___ Provided records

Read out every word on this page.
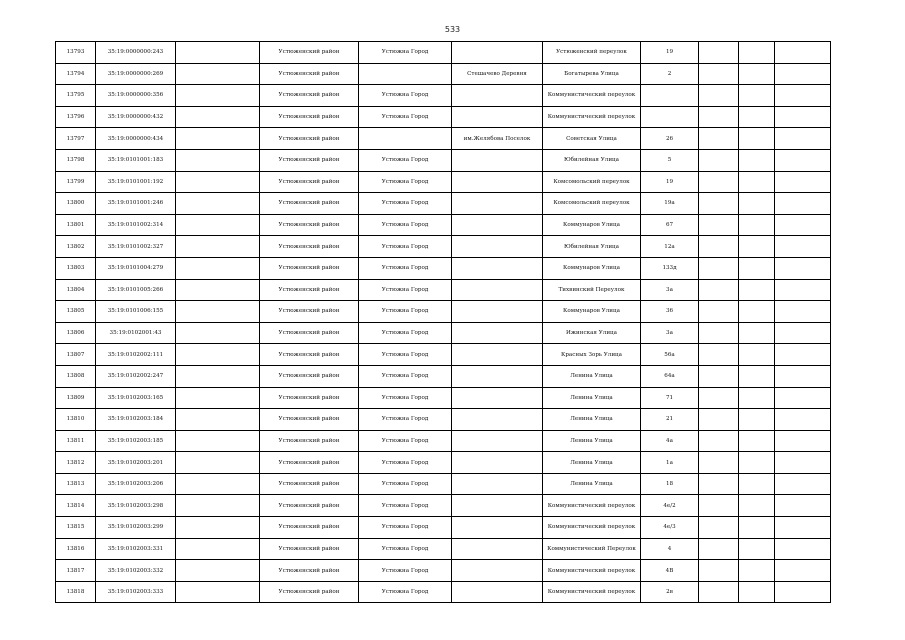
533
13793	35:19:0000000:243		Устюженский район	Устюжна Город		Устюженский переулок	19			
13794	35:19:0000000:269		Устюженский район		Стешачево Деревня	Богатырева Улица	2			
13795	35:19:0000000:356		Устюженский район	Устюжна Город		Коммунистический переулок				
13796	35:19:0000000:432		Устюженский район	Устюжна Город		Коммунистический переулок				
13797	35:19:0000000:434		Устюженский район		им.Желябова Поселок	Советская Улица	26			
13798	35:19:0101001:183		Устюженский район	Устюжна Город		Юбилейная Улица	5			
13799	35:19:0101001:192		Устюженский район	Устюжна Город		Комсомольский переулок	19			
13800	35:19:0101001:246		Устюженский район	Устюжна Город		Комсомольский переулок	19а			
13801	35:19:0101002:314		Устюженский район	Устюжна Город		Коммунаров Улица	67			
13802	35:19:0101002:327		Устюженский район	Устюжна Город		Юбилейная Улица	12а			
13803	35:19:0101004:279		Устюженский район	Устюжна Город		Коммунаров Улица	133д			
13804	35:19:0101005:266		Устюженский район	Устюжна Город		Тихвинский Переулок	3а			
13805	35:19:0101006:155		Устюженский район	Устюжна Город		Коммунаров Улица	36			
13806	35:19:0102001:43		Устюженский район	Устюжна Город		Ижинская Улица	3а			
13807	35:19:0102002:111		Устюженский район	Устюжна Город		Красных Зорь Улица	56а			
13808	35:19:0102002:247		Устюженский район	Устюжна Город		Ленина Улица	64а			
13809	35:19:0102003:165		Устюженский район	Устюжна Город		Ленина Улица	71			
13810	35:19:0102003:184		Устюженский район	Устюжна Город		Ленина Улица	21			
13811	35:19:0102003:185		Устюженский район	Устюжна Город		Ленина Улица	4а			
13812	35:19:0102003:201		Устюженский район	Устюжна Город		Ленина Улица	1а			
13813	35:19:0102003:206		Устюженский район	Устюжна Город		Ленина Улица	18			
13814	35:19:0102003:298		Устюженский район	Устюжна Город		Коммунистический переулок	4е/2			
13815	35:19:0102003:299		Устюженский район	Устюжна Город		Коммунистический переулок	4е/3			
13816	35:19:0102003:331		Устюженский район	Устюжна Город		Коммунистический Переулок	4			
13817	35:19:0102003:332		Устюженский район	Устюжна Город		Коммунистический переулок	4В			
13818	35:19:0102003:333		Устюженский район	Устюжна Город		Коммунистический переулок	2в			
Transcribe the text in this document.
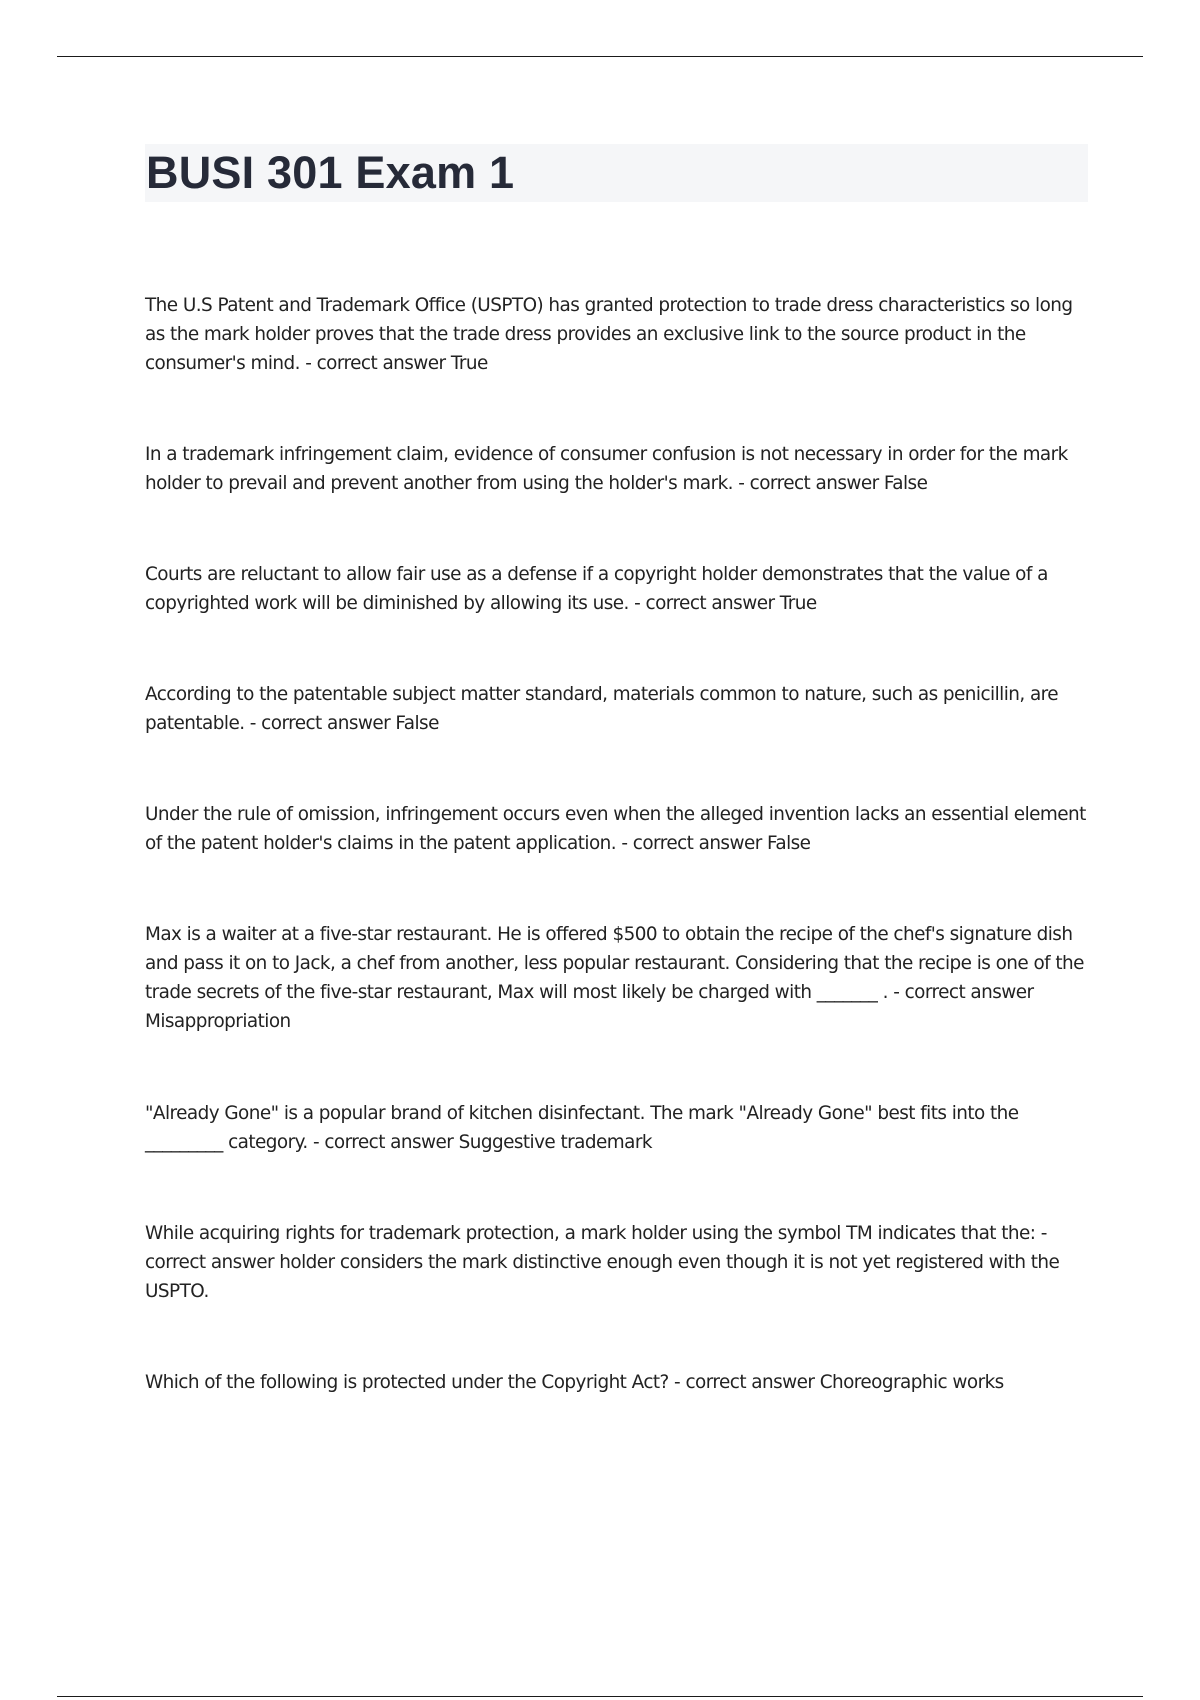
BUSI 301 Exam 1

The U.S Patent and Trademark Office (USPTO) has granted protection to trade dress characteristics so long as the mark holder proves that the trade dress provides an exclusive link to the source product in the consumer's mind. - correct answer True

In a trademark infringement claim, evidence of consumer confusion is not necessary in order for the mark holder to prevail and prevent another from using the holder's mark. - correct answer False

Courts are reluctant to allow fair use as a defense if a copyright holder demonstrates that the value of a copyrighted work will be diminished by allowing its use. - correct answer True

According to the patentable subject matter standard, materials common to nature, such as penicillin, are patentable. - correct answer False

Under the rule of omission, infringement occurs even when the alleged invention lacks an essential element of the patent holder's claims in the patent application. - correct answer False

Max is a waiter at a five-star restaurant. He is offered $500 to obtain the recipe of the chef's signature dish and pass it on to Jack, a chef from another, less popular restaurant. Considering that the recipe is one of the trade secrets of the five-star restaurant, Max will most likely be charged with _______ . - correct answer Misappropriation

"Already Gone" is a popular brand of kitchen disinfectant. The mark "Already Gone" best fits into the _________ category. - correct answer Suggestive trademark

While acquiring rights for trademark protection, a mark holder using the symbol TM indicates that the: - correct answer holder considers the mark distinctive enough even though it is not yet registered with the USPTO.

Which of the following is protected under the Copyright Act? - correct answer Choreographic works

______

* [Your goal] Omit the pictures, and quote the material above exactly as given.

* [Task answer]
Read out every word on this page.
533
13793	35:19:0000000:243		Устюженский район	Устюжна Город		Устюженский переулок	19			
13794	35:19:0000000:269		Устюженский район		Стешачево Деревня	Богатырева Улица	2			
13795	35:19:0000000:356		Устюженский район	Устюжна Город		Коммунистический переулок				
13796	35:19:0000000:432		Устюженский район	Устюжна Город		Коммунистический переулок				
13797	35:19:0000000:434		Устюженский район		им.Желябова Поселок	Советская Улица	26			
13798	35:19:0101001:183		Устюженский район	Устюжна Город		Юбилейная Улица	5			
13799	35:19:0101001:192		Устюженский район	Устюжна Город		Комсомольский переулок	19			
13800	35:19:0101001:246		Устюженский район	Устюжна Город		Комсомольский переулок	19а			
13801	35:19:0101002:314		Устюженский район	Устюжна Город		Коммунаров Улица	67			
13802	35:19:0101002:327		Устюженский район	Устюжна Город		Юбилейная Улица	12а			
13803	35:19:0101004:279		Устюженский район	Устюжна Город		Коммунаров Улица	133д			
13804	35:19:0101005:266		Устюженский район	Устюжна Город		Тихвинский Переулок	3а			
13805	35:19:0101006:155		Устюженский район	Устюжна Город		Коммунаров Улица	36			
13806	35:19:0102001:43		Устюженский район	Устюжна Город		Ижинская Улица	3а			
13807	35:19:0102002:111		Устюженский район	Устюжна Город		Красных Зорь Улица	56а			
13808	35:19:0102002:247		Устюженский район	Устюжна Город		Ленина Улица	64а			
13809	35:19:0102003:165		Устюженский район	Устюжна Город		Ленина Улица	71			
13810	35:19:0102003:184		Устюженский район	Устюжна Город		Ленина Улица	21			
13811	35:19:0102003:185		Устюженский район	Устюжна Город		Ленина Улица	4а			
13812	35:19:0102003:201		Устюженский район	Устюжна Город		Ленина Улица	1а			
13813	35:19:0102003:206		Устюженский район	Устюжна Город		Ленина Улица	18			
13814	35:19:0102003:298		Устюженский район	Устюжна Город		Коммунистический переулок	4е/2			
13815	35:19:0102003:299		Устюженский район	Устюжна Город		Коммунистический переулок	4е/3			
13816	35:19:0102003:331		Устюженский район	Устюжна Город		Коммунистический Переулок	4			
13817	35:19:0102003:332		Устюженский район	Устюжна Город		Коммунистический переулок	4В			
13818	35:19:0102003:333		Устюженский район	Устюжна Город		Коммунистический переулок	2в			
Transcribe the text in this document.
BUSI 301 Exam 1

The U.S Patent and Trademark Office (USPTO) has granted protection to trade dress characteristics so long as the mark holder proves that the trade dress provides an exclusive link to the source product in the consumer's mind. - correct answer True

In a trademark infringement claim, evidence of consumer confusion is not necessary in order for the mark holder to prevail and prevent another from using the holder's mark. - correct answer False

Courts are reluctant to allow fair use as a defense if a copyright holder demonstrates that the value of a copyrighted work will be diminished by allowing its use. - correct answer True

According to the patentable subject matter standard, materials common to nature, such as penicillin, are patentable. - correct answer False

Under the rule of omission, infringement occurs even when the alleged invention lacks an essential element of the patent holder's claims in the patent application. - correct answer False

Max is a waiter at a five-star restaurant. He is offered $500 to obtain the recipe of the chef's signature dish and pass it on to Jack, a chef from another, less popular restaurant. Considering that the recipe is one of the trade secrets of the five-star restaurant, Max will most likely be charged with _______ . - correct answer Misappropriation

"Already Gone" is a popular brand of kitchen disinfectant. The mark "Already Gone" best fits into the _________ category. - correct answer Suggestive trademark

While acquiring rights for trademark protection, a mark holder using the symbol TM indicates that the: - correct answer holder considers the mark distinctive enough even though it is not yet registered with the USPTO.

Which of the following is protected under the Copyright Act? - correct answer Choreographic works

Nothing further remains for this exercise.